Type every record exactly as it appears.
━━━━━━━━━━
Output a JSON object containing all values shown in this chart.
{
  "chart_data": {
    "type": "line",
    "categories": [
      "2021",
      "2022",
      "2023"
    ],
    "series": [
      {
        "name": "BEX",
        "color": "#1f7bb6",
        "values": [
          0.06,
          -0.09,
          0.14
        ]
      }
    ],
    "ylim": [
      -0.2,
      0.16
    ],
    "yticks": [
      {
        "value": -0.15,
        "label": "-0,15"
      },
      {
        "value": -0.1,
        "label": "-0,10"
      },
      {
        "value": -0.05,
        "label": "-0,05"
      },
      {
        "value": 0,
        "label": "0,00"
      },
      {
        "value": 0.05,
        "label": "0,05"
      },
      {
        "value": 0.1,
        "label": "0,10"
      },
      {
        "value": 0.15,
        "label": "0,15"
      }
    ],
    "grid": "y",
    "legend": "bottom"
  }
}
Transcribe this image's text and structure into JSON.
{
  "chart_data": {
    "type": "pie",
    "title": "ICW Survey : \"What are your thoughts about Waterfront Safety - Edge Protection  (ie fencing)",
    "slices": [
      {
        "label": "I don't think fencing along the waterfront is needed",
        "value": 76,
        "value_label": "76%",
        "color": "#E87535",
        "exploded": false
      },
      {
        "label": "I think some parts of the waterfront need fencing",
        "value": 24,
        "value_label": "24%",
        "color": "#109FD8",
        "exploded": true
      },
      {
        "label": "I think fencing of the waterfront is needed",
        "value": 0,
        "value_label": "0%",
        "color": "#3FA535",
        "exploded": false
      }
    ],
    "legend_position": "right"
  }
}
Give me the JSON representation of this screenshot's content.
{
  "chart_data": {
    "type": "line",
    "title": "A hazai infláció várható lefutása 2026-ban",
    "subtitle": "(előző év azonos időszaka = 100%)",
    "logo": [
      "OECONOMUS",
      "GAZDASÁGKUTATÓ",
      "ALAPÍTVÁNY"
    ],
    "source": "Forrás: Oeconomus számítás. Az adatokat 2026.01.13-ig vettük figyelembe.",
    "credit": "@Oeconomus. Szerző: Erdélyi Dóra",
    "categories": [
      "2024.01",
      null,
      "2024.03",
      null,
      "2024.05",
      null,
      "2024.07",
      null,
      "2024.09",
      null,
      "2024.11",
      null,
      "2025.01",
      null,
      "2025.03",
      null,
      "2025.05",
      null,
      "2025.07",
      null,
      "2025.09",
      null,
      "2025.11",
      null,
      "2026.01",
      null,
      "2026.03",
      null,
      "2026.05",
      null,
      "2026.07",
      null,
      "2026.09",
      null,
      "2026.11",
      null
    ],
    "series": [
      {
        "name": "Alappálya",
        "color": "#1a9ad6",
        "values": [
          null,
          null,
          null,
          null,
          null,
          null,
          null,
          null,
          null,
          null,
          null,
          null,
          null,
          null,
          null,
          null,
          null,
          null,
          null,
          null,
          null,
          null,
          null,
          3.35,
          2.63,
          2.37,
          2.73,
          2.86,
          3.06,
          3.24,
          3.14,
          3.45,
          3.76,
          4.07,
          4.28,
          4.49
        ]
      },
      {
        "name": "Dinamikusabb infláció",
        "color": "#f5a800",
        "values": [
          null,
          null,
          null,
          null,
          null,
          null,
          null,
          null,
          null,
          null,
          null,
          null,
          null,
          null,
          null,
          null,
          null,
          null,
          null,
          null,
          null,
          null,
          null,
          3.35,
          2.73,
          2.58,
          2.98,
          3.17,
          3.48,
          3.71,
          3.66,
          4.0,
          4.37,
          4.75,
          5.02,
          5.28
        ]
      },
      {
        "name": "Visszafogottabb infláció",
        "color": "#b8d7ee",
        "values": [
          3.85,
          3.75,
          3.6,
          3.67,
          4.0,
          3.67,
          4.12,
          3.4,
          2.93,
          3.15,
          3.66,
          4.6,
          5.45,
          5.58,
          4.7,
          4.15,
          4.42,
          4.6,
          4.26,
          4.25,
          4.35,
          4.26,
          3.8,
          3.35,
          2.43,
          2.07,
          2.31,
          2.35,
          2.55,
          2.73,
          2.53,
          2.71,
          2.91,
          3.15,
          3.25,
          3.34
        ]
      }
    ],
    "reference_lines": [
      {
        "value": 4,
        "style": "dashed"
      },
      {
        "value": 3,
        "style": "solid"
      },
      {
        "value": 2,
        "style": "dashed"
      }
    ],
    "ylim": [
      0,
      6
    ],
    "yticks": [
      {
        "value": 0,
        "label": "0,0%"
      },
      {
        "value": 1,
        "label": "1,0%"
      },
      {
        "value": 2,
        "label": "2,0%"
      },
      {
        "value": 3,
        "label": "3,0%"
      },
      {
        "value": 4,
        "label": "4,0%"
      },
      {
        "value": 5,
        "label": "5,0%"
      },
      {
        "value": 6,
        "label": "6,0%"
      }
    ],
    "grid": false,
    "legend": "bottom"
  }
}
━━━━━━━━━━
Completed exercise »
Output a JSON object containing all values shown in this chart.
{
  "chart_data": {
    "type": "line",
    "categories": [
      "2021",
      "2022",
      "2023"
    ],
    "series": [
      {
        "name": "BEX",
        "color": "#1f7bb6",
        "values": [
          0.06,
          -0.09,
          0.14
        ]
      }
    ],
    "ylim": [
      -0.2,
      0.16
    ],
    "yticks": [
      {
        "value": -0.15,
        "label": "-0,15"
      },
      {
        "value": -0.1,
        "label": "-0,10"
      },
      {
        "value": -0.05,
        "label": "-0,05"
      },
      {
        "value": 0,
        "label": "0,00"
      },
      {
        "value": 0.05,
        "label": "0,05"
      },
      {
        "value": 0.1,
        "label": "0,10"
      },
      {
        "value": 0.15,
        "label": "0,15"
      }
    ],
    "grid": "y",
    "legend": "bottom"
  }
}
Transcribe this image's text and structure into JSON.
{
  "chart_data": {
    "type": "pie",
    "title": "ICW Survey : \"What are your thoughts about Waterfront Safety - Edge Protection  (ie fencing)",
    "slices": [
      {
        "label": "I don't think fencing along the waterfront is needed",
        "value": 76,
        "value_label": "76%",
        "color": "#E87535",
        "exploded": false
      },
      {
        "label": "I think some parts of the waterfront need fencing",
        "value": 24,
        "value_label": "24%",
        "color": "#109FD8",
        "exploded": true
      },
      {
        "label": "I think fencing of the waterfront is needed",
        "value": 0,
        "value_label": "0%",
        "color": "#3FA535",
        "exploded": false
      }
    ],
    "legend_position": "right"
  }
}
Give me the JSON representation of this screenshot's content.
{
  "chart_data": {
    "type": "line",
    "title": "A hazai infláció várható lefutása 2026-ban",
    "subtitle": "(előző év azonos időszaka = 100%)",
    "logo": [
      "OECONOMUS",
      "GAZDASÁGKUTATÓ",
      "ALAPÍTVÁNY"
    ],
    "source": "Forrás: Oeconomus számítás. Az adatokat 2026.01.13-ig vettük figyelembe.",
    "credit": "@Oeconomus. Szerző: Erdélyi Dóra",
    "categories": [
      "2024.01",
      null,
      "2024.03",
      null,
      "2024.05",
      null,
      "2024.07",
      null,
      "2024.09",
      null,
      "2024.11",
      null,
      "2025.01",
      null,
      "2025.03",
      null,
      "2025.05",
      null,
      "2025.07",
      null,
      "2025.09",
      null,
      "2025.11",
      null,
      "2026.01",
      null,
      "2026.03",
      null,
      "2026.05",
      null,
      "2026.07",
      null,
      "2026.09",
      null,
      "2026.11",
      null
    ],
    "series": [
      {
        "name": "Alappálya",
        "color": "#1a9ad6",
        "values": [
          null,
          null,
          null,
          null,
          null,
          null,
          null,
          null,
          null,
          null,
          null,
          null,
          null,
          null,
          null,
          null,
          null,
          null,
          null,
          null,
          null,
          null,
          null,
          3.35,
          2.63,
          2.37,
          2.73,
          2.86,
          3.06,
          3.24,
          3.14,
          3.45,
          3.76,
          4.07,
          4.28,
          4.49
        ]
      },
      {
        "name": "Dinamikusabb infláció",
        "color": "#f5a800",
        "values": [
          null,
          null,
          null,
          null,
          null,
          null,
          null,
          null,
          null,
          null,
          null,
          null,
          null,
          null,
          null,
          null,
          null,
          null,
          null,
          null,
          null,
          null,
          null,
          3.35,
          2.73,
          2.58,
          2.98,
          3.17,
          3.48,
          3.71,
          3.66,
          4.0,
          4.37,
          4.75,
          5.02,
          5.28
        ]
      },
      {
        "name": "Visszafogottabb infláció",
        "color": "#b8d7ee",
        "values": [
          3.85,
          3.75,
          3.6,
          3.67,
          4.0,
          3.67,
          4.12,
          3.4,
          2.93,
          3.15,
          3.66,
          4.6,
          5.45,
          5.58,
          4.7,
          4.15,
          4.42,
          4.6,
          4.26,
          4.25,
          4.35,
          4.26,
          3.8,
          3.35,
          2.43,
          2.07,
          2.31,
          2.35,
          2.55,
          2.73,
          2.53,
          2.71,
          2.91,
          3.15,
          3.25,
          3.34
        ]
      }
    ],
    "reference_lines": [
      {
        "value": 4,
        "style": "dashed"
      },
      {
        "value": 3,
        "style": "solid"
      },
      {
        "value": 2,
        "style": "dashed"
      }
    ],
    "ylim": [
      0,
      6
    ],
    "yticks": [
      {
        "value": 0,
        "label": "0,0%"
      },
      {
        "value": 1,
        "label": "1,0%"
      },
      {
        "value": 2,
        "label": "2,0%"
      },
      {
        "value": 3,
        "label": "3,0%"
      },
      {
        "value": 4,
        "label": "4,0%"
      },
      {
        "value": 5,
        "label": "5,0%"
      },
      {
        "value": 6,
        "label": "6,0%"
      }
    ],
    "grid": false,
    "legend": "bottom"
  }
}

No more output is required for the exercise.